►

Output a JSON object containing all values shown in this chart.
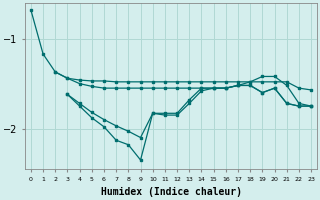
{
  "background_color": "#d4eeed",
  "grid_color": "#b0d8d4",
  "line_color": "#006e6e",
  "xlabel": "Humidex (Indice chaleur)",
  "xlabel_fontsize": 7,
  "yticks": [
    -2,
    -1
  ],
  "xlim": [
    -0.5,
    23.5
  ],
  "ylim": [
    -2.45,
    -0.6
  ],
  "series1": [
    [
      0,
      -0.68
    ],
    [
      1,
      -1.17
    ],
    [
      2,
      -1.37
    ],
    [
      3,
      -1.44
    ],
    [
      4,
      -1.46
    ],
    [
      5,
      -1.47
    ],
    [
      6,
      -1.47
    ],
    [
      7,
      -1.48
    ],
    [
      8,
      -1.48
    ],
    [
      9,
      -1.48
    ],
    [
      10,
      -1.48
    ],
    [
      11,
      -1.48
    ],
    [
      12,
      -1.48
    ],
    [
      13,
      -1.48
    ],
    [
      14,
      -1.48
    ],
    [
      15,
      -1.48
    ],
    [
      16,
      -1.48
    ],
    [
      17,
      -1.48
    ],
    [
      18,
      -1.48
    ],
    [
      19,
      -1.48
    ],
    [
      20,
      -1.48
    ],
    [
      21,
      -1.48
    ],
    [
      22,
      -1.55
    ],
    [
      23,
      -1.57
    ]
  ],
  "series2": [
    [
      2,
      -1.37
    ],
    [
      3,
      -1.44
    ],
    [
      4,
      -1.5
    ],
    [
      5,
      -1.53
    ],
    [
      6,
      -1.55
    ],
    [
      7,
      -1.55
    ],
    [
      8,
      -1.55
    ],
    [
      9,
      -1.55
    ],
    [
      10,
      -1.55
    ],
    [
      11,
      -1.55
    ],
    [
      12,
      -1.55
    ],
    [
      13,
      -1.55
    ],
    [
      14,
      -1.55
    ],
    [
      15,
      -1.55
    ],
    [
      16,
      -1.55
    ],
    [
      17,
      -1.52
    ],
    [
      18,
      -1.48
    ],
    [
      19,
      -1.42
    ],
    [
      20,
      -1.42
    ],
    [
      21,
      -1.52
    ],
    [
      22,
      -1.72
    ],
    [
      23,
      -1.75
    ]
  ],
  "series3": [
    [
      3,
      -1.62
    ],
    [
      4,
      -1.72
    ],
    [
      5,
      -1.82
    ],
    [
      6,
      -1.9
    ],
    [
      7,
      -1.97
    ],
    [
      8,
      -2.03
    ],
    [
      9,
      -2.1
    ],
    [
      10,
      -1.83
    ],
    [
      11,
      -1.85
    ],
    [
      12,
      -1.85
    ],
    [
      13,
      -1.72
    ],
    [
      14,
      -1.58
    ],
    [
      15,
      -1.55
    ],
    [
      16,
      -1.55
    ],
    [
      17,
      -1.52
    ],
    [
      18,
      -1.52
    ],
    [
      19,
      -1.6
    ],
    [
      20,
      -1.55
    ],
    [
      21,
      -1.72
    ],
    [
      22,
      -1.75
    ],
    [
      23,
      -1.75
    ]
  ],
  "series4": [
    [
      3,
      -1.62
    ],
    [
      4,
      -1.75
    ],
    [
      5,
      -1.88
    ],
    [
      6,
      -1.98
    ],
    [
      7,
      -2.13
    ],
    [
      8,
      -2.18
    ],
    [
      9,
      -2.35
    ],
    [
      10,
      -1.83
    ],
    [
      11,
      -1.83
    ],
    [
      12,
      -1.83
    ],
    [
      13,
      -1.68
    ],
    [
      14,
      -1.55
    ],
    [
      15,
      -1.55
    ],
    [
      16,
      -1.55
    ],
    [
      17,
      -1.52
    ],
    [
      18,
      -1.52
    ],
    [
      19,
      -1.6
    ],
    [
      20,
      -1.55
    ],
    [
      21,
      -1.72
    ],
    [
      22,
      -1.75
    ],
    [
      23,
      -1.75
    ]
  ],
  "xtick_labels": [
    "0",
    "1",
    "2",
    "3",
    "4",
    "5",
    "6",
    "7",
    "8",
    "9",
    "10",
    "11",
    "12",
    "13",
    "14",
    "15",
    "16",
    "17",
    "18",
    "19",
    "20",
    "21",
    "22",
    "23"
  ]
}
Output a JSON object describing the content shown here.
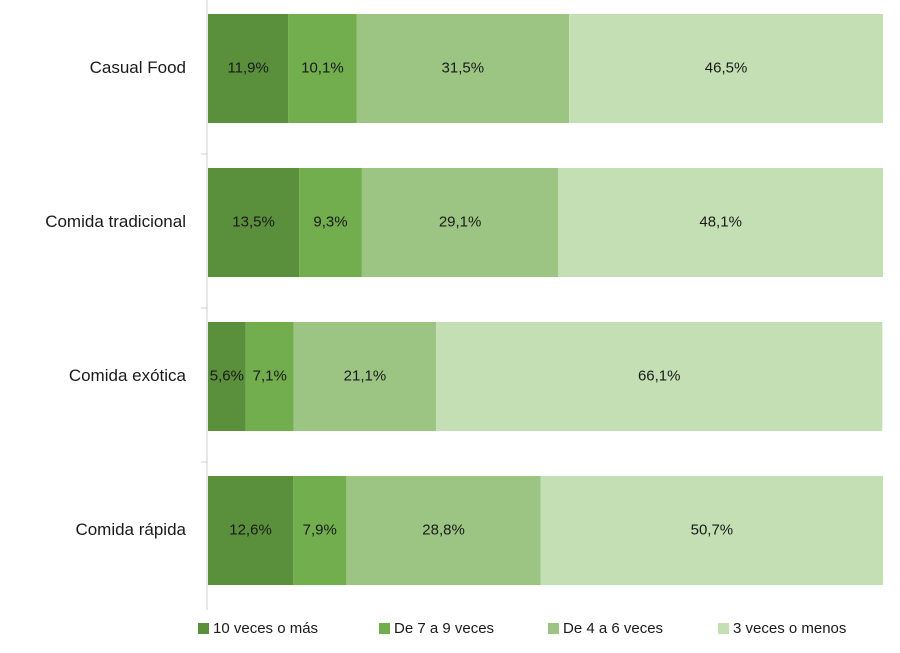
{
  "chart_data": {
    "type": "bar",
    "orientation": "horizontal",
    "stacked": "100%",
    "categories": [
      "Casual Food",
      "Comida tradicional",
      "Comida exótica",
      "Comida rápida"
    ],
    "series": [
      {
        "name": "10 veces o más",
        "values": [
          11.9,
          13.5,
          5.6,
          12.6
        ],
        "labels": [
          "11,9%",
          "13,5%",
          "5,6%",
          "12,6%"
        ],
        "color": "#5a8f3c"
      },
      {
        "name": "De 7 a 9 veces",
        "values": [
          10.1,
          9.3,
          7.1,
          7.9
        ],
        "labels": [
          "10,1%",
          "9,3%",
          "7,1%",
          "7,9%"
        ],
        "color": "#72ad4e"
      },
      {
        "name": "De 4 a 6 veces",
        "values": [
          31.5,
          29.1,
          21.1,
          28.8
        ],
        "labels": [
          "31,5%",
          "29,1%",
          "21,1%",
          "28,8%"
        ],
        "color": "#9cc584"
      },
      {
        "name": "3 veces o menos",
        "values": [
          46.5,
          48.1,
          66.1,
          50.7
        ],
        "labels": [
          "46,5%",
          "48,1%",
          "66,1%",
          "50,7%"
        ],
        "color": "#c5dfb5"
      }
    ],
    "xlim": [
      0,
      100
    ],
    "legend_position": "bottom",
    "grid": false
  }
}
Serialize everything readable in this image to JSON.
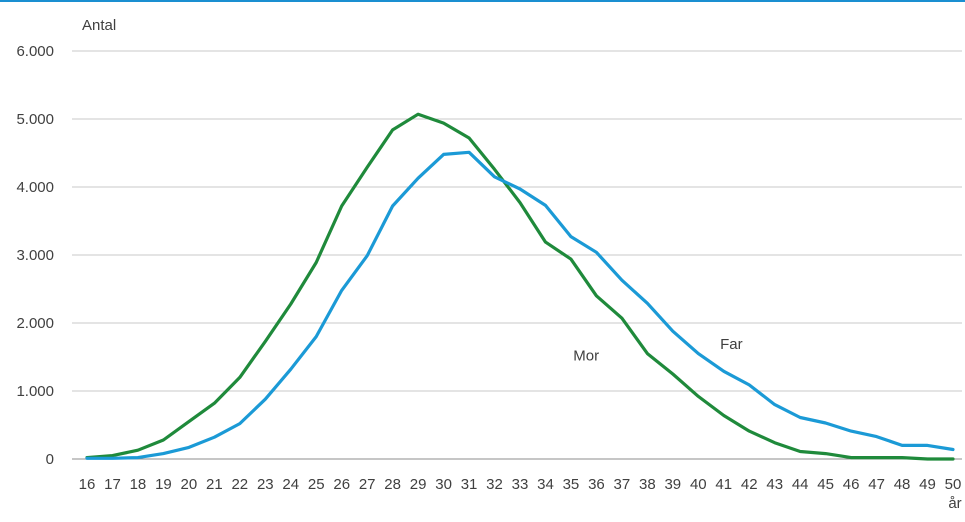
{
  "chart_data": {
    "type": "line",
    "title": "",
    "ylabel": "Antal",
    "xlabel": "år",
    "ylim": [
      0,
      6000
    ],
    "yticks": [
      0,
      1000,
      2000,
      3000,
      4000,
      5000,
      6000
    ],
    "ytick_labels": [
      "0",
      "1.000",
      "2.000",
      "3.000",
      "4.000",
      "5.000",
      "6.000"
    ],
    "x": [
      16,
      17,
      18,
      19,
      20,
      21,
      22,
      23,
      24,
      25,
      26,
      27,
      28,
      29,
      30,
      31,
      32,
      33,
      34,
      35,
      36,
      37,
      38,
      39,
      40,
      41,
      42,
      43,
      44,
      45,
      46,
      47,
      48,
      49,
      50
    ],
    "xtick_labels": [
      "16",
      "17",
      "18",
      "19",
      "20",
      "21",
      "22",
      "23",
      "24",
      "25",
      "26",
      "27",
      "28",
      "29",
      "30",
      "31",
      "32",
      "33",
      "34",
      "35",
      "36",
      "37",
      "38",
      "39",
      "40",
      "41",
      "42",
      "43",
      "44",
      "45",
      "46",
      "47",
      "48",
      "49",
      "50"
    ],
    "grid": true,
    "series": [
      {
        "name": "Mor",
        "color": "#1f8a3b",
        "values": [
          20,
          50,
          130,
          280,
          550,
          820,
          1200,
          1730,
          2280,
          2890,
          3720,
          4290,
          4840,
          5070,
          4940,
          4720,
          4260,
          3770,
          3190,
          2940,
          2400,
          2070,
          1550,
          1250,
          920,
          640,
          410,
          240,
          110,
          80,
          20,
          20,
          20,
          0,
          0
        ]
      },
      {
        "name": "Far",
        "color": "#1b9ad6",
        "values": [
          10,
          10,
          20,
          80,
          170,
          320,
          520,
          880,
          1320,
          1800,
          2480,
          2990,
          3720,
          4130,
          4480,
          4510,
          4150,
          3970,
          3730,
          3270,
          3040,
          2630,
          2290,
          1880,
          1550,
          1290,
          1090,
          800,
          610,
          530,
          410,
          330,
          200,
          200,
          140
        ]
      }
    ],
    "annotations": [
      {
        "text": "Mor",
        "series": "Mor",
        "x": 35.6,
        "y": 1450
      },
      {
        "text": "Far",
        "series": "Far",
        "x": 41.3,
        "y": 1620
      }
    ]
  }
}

◄
►

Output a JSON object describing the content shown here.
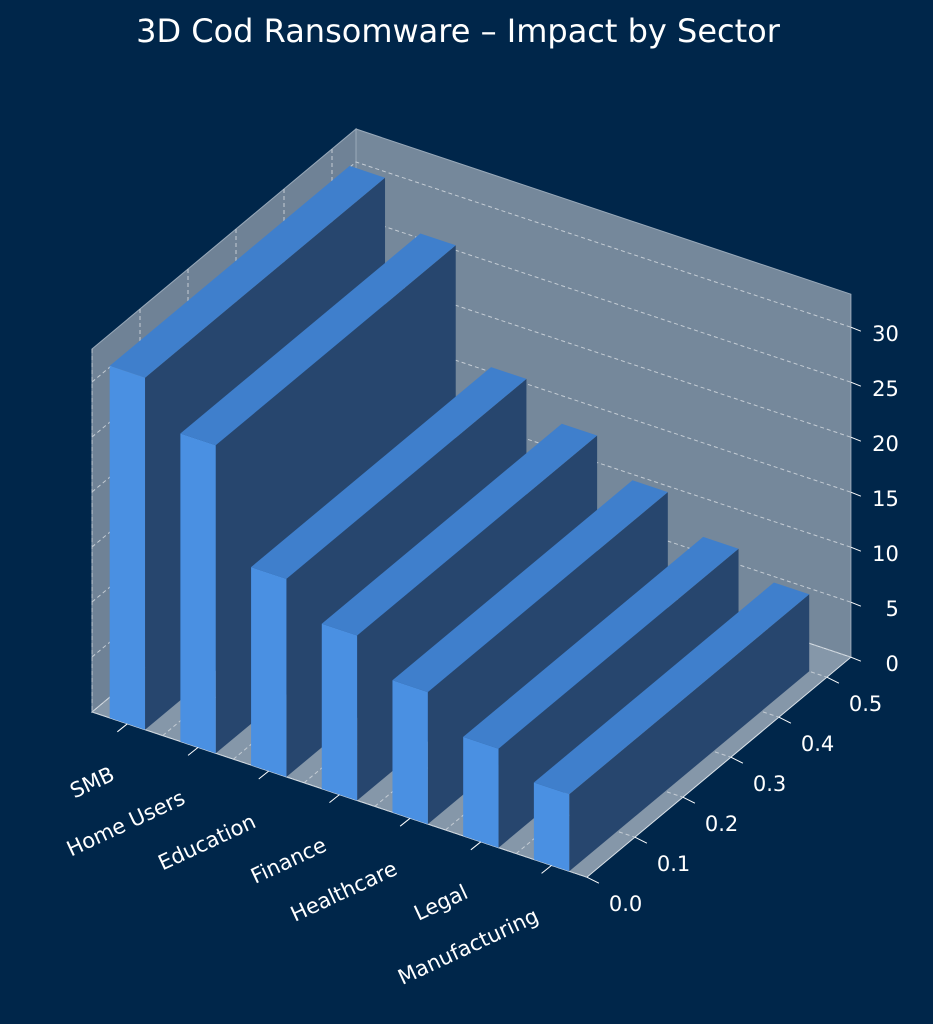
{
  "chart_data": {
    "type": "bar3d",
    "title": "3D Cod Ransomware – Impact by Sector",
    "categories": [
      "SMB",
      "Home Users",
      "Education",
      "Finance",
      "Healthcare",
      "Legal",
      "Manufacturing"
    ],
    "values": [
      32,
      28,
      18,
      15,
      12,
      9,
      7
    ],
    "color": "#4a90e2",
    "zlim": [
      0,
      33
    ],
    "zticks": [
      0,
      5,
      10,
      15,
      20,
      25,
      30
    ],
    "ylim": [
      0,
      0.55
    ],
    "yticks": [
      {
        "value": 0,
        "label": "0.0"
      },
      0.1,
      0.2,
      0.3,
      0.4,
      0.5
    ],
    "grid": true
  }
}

◄
►

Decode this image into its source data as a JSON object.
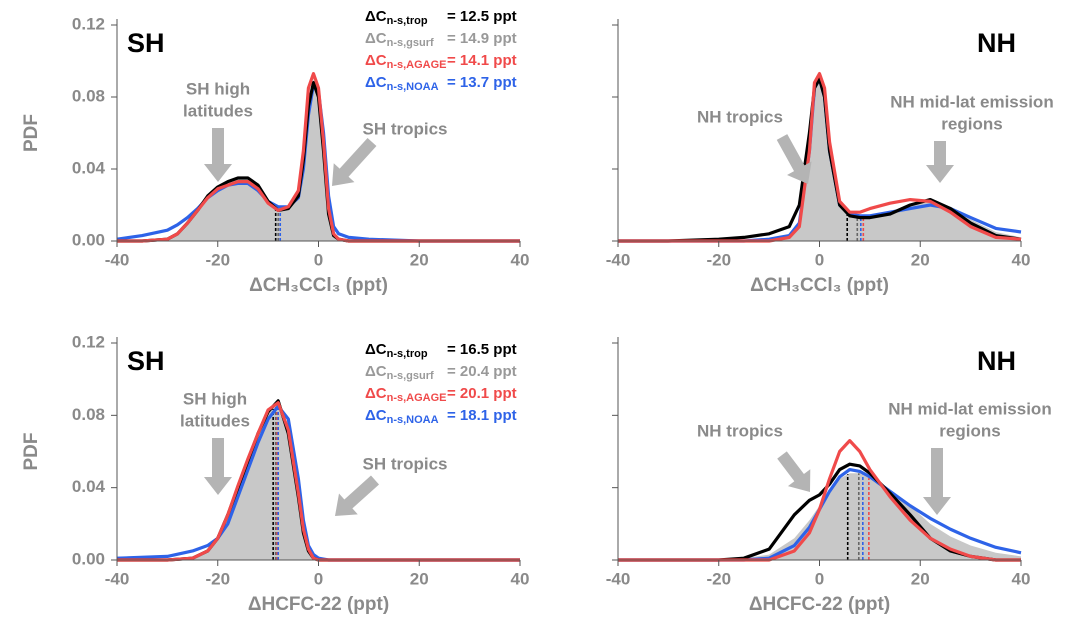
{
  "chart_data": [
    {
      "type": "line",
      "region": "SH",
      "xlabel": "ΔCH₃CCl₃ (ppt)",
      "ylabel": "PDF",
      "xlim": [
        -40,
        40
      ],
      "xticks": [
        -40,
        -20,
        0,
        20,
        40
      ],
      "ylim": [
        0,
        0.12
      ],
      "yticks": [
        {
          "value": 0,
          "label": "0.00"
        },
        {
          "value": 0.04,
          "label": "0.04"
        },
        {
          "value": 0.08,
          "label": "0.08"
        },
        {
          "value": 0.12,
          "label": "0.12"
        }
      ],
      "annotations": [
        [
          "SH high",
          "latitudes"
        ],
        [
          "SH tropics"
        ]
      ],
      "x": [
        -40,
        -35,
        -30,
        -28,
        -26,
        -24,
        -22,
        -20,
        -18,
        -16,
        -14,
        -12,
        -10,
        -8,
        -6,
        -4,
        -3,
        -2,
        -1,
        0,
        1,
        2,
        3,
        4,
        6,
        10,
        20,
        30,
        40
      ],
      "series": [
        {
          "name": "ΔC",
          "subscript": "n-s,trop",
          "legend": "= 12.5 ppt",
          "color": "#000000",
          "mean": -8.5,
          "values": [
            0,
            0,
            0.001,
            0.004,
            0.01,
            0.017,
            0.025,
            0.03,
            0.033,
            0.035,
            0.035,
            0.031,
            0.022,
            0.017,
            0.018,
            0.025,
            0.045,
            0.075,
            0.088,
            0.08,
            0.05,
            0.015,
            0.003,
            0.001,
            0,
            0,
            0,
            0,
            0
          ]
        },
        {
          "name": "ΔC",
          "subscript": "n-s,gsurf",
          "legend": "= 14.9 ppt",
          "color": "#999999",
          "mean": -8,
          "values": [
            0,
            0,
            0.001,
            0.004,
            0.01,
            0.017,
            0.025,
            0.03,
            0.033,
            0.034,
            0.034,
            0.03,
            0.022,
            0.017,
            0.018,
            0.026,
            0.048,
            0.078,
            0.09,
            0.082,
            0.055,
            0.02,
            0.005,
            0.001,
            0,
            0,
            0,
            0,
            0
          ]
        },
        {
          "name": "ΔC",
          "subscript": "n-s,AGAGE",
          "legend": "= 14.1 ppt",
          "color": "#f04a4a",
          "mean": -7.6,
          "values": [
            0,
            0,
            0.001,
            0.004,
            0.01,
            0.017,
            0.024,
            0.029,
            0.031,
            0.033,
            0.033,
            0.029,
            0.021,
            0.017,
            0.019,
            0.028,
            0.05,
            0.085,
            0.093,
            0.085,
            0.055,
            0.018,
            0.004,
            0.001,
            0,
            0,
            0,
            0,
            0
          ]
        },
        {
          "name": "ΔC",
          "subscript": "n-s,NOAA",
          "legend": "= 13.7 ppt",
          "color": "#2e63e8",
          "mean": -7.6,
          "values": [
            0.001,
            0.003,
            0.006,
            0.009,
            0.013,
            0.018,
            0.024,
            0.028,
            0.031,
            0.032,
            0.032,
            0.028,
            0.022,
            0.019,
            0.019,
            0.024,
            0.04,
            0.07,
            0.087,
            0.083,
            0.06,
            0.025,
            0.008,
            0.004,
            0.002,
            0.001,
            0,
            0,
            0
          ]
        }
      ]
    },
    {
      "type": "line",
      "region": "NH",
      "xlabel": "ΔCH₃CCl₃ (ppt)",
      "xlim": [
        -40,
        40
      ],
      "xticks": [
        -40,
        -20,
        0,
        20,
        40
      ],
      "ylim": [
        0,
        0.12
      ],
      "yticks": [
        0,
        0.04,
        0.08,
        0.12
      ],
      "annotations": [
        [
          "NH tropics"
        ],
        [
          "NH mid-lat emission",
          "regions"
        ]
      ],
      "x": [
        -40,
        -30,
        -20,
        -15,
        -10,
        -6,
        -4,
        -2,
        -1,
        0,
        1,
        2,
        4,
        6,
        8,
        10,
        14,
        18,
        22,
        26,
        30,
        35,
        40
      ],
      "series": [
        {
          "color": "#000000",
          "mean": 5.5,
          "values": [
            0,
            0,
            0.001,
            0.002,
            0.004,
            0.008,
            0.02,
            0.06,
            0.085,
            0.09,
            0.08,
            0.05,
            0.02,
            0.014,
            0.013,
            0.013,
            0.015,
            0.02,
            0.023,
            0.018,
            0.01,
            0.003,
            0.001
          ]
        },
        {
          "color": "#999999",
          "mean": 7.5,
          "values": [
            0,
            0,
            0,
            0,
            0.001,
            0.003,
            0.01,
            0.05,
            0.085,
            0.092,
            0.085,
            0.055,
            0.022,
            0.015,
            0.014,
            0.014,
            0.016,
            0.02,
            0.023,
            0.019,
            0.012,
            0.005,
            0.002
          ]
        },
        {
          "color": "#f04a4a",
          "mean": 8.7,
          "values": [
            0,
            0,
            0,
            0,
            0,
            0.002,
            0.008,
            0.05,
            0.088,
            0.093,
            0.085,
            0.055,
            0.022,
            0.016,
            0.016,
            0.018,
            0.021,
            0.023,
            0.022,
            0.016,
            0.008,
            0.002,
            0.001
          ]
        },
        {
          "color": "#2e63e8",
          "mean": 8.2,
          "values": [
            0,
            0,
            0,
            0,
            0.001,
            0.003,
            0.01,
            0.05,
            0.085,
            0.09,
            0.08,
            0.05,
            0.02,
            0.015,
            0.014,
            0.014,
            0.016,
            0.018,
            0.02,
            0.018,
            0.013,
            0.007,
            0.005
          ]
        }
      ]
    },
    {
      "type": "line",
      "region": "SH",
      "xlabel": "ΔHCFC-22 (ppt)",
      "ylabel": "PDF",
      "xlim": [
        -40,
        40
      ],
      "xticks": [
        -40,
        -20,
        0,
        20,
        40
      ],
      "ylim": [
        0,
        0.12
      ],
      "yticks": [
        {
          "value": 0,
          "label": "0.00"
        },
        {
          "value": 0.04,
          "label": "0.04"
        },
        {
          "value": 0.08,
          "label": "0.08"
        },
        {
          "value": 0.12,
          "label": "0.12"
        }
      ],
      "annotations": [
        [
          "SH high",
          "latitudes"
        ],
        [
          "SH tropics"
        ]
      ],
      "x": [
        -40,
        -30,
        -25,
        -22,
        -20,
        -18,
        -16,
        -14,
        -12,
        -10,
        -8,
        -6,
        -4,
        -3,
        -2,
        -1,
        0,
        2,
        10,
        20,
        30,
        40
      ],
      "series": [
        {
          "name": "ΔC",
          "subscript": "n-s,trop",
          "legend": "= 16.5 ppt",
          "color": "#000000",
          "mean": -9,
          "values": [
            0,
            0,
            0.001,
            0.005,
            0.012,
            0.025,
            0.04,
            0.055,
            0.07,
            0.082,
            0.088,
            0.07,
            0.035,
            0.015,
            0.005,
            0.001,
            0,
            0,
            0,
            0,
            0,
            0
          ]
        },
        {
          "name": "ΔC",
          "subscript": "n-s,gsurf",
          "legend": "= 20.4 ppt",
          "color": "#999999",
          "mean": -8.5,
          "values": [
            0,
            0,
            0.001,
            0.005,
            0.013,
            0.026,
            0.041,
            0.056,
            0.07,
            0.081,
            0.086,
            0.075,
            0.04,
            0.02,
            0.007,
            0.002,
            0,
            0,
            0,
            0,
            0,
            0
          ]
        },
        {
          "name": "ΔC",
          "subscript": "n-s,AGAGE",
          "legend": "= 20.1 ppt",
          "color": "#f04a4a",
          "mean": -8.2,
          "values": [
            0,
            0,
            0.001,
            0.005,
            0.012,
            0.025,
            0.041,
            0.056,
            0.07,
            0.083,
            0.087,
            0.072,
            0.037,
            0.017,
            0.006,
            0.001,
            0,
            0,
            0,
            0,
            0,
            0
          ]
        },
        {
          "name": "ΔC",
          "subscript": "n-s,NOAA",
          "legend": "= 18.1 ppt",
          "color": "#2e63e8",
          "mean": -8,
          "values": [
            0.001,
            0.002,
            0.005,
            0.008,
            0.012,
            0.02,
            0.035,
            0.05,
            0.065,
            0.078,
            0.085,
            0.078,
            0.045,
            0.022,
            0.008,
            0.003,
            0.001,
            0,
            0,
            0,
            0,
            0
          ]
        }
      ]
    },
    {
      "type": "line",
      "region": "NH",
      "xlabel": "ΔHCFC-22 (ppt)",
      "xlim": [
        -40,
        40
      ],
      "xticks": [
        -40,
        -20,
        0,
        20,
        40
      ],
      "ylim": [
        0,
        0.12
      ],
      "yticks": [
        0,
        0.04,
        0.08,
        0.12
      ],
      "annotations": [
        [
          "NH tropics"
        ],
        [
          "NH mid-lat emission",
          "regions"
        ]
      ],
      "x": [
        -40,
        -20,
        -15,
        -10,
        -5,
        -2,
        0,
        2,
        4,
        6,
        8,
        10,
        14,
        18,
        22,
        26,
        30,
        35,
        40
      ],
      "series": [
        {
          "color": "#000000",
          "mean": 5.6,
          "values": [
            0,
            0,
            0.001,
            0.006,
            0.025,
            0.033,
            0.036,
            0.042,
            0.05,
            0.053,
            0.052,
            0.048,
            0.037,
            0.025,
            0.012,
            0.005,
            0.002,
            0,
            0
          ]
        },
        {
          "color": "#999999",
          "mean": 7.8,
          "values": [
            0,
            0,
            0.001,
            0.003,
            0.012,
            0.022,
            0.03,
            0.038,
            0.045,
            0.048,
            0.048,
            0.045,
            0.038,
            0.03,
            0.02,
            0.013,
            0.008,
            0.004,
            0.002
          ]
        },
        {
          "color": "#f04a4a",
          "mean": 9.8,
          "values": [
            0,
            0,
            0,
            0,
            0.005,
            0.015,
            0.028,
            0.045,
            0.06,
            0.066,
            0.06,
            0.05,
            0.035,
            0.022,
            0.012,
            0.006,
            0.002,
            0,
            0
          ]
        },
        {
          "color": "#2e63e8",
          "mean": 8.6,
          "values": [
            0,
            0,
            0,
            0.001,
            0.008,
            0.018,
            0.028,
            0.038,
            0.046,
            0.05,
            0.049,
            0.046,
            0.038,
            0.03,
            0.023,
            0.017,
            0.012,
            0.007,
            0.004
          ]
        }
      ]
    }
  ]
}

◄

■ Exercise brief ■
Show each line of the listing that holds the string "image".

■ Written response ■
Serialize everything readable in this image to JSON.
Decode this image into its source data as a JSON object.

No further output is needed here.